**** Material shown ****

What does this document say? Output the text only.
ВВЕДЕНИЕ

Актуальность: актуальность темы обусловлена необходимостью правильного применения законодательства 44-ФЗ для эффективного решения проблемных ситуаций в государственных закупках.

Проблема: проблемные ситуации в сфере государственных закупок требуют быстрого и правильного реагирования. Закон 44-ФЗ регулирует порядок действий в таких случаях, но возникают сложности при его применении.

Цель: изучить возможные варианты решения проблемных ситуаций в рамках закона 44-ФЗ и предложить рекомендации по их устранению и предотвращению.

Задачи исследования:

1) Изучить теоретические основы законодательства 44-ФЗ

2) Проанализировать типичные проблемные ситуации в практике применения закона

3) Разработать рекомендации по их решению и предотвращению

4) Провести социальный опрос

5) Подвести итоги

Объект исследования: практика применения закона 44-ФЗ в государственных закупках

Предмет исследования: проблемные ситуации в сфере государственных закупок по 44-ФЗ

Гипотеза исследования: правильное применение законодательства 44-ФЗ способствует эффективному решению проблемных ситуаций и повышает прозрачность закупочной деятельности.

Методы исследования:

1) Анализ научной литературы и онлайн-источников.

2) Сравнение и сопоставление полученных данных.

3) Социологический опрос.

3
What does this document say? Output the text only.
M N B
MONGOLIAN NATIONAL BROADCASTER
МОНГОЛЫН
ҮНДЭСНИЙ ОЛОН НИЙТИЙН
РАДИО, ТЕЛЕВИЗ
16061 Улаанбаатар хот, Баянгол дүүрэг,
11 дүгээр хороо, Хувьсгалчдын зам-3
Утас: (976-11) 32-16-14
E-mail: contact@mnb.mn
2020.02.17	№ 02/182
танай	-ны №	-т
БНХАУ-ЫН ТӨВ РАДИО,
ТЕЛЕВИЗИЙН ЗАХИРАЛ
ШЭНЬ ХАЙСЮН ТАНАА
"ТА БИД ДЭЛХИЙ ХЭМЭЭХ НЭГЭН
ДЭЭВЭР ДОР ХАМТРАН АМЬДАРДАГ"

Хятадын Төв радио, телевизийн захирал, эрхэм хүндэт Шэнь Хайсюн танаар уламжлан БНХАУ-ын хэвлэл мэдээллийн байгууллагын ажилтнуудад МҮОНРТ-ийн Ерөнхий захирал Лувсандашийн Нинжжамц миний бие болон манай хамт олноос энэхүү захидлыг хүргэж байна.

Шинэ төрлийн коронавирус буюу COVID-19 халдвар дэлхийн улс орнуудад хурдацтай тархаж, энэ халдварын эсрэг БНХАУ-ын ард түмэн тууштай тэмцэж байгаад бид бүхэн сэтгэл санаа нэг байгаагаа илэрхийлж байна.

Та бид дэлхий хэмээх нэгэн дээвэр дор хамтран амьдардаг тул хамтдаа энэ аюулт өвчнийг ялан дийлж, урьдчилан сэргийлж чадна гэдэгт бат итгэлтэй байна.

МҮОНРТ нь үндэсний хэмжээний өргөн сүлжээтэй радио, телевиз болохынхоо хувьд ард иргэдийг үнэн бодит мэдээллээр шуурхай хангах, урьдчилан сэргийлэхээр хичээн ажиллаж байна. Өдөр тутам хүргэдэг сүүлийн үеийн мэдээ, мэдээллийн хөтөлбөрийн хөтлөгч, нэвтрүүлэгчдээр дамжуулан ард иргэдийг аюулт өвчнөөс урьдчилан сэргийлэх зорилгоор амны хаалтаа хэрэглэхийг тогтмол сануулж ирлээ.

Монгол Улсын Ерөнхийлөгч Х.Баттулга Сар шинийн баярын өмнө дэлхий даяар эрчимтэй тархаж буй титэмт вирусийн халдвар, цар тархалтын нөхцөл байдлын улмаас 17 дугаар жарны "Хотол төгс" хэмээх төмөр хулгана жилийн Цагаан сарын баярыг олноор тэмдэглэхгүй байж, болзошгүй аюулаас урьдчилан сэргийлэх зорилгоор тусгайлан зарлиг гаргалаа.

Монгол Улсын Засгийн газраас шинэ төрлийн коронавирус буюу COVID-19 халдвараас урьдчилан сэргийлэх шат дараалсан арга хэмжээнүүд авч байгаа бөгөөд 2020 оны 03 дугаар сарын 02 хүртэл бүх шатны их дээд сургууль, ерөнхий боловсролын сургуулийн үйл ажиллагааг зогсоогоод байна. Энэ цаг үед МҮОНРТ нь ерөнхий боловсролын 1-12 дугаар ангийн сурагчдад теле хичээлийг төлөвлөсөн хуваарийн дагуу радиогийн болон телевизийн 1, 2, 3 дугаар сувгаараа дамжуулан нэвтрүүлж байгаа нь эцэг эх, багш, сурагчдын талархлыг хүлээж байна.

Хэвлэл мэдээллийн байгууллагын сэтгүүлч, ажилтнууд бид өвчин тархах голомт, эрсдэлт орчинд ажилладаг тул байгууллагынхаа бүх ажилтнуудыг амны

****

■ Job
Exactly reproduce every line of the data above.

■ Full response
What does this document say? Output the text only.
ВВЕДЕНИЕ

Актуальность: актуальность темы обусловлена необходимостью правильного применения законодательства 44-ФЗ для эффективного решения проблемных ситуаций в государственных закупках.

Проблема: проблемные ситуации в сфере государственных закупок требуют быстрого и правильного реагирования. Закон 44-ФЗ регулирует порядок действий в таких случаях, но возникают сложности при его применении.

Цель: изучить возможные варианты решения проблемных ситуаций в рамках закона 44-ФЗ и предложить рекомендации по их устранению и предотвращению.

Задачи исследования:

1) Изучить теоретические основы законодательства 44-ФЗ

2) Проанализировать типичные проблемные ситуации в практике применения закона

3) Разработать рекомендации по их решению и предотвращению

4) Провести социальный опрос

5) Подвести итоги

Объект исследования: практика применения закона 44-ФЗ в государственных закупках

Предмет исследования: проблемные ситуации в сфере государственных закупок по 44-ФЗ

Гипотеза исследования: правильное применение законодательства 44-ФЗ способствует эффективному решению проблемных ситуаций и повышает прозрачность закупочной деятельности.

Методы исследования:

1) Анализ научной литературы и онлайн-источников.

2) Сравнение и сопоставление полученных данных.

3) Социологический опрос.

3
What does this document say? Output the text only.
M N B
MONGOLIAN NATIONAL BROADCASTER
МОНГОЛЫН
ҮНДЭСНИЙ ОЛОН НИЙТИЙН
РАДИО, ТЕЛЕВИЗ
16061 Улаанбаатар хот, Баянгол дүүрэг,
11 дүгээр хороо, Хувьсгалчдын зам-3
Утас: (976-11) 32-16-14
E-mail: contact@mnb.mn
2020.02.17	№ 02/182
танай	-ны №	-т
БНХАУ-ЫН ТӨВ РАДИО,
ТЕЛЕВИЗИЙН ЗАХИРАЛ
ШЭНЬ ХАЙСЮН ТАНАА
"ТА БИД ДЭЛХИЙ ХЭМЭЭХ НЭГЭН
ДЭЭВЭР ДОР ХАМТРАН АМЬДАРДАГ"

Хятадын Төв радио, телевизийн захирал, эрхэм хүндэт Шэнь Хайсюн танаар уламжлан БНХАУ-ын хэвлэл мэдээллийн байгууллагын ажилтнуудад МҮОНРТ-ийн Ерөнхий захирал Лувсандашийн Нинжжамц миний бие болон манай хамт олноос энэхүү захидлыг хүргэж байна.

Шинэ төрлийн коронавирус буюу COVID-19 халдвар дэлхийн улс орнуудад хурдацтай тархаж, энэ халдварын эсрэг БНХАУ-ын ард түмэн тууштай тэмцэж байгаад бид бүхэн сэтгэл санаа нэг байгаагаа илэрхийлж байна.

Та бид дэлхий хэмээх нэгэн дээвэр дор хамтран амьдардаг тул хамтдаа энэ аюулт өвчнийг ялан дийлж, урьдчилан сэргийлж чадна гэдэгт бат итгэлтэй байна.

МҮОНРТ нь үндэсний хэмжээний өргөн сүлжээтэй радио, телевиз болохынхоо хувьд ард иргэдийг үнэн бодит мэдээллээр шуурхай хангах, урьдчилан сэргийлэхээр хичээн ажиллаж байна. Өдөр тутам хүргэдэг сүүлийн үеийн мэдээ, мэдээллийн хөтөлбөрийн хөтлөгч, нэвтрүүлэгчдээр дамжуулан ард иргэдийг аюулт өвчнөөс урьдчилан сэргийлэх зорилгоор амны хаалтаа хэрэглэхийг тогтмол сануулж ирлээ.

Монгол Улсын Ерөнхийлөгч Х.Баттулга Сар шинийн баярын өмнө дэлхий даяар эрчимтэй тархаж буй титэмт вирусийн халдвар, цар тархалтын нөхцөл байдлын улмаас 17 дугаар жарны "Хотол төгс" хэмээх төмөр хулгана жилийн Цагаан сарын баярыг олноор тэмдэглэхгүй байж, болзошгүй аюулаас урьдчилан сэргийлэх зорилгоор тусгайлан зарлиг гаргалаа.

Монгол Улсын Засгийн газраас шинэ төрлийн коронавирус буюу COVID-19 халдвараас урьдчилан сэргийлэх шат дараалсан арга хэмжээнүүд авч байгаа бөгөөд 2020 оны 03 дугаар сарын 02 хүртэл бүх шатны их дээд сургууль, ерөнхий боловсролын сургуулийн үйл ажиллагааг зогсоогоод байна. Энэ цаг үед МҮОНРТ нь ерөнхий боловсролын 1-12 дугаар ангийн сурагчдад теле хичээлийг төлөвлөсөн хуваарийн дагуу радиогийн болон телевизийн 1, 2, 3 дугаар сувгаараа дамжуулан нэвтрүүлж байгаа нь эцэг эх, багш, сурагчдын талархлыг хүлээж байна.

Хэвлэл мэдээллийн байгууллагын сэтгүүлч, ажилтнууд бид өвчин тархах голомт, эрсдэлт орчинд ажилладаг тул байгууллагынхаа бүх ажилтнуудыг амны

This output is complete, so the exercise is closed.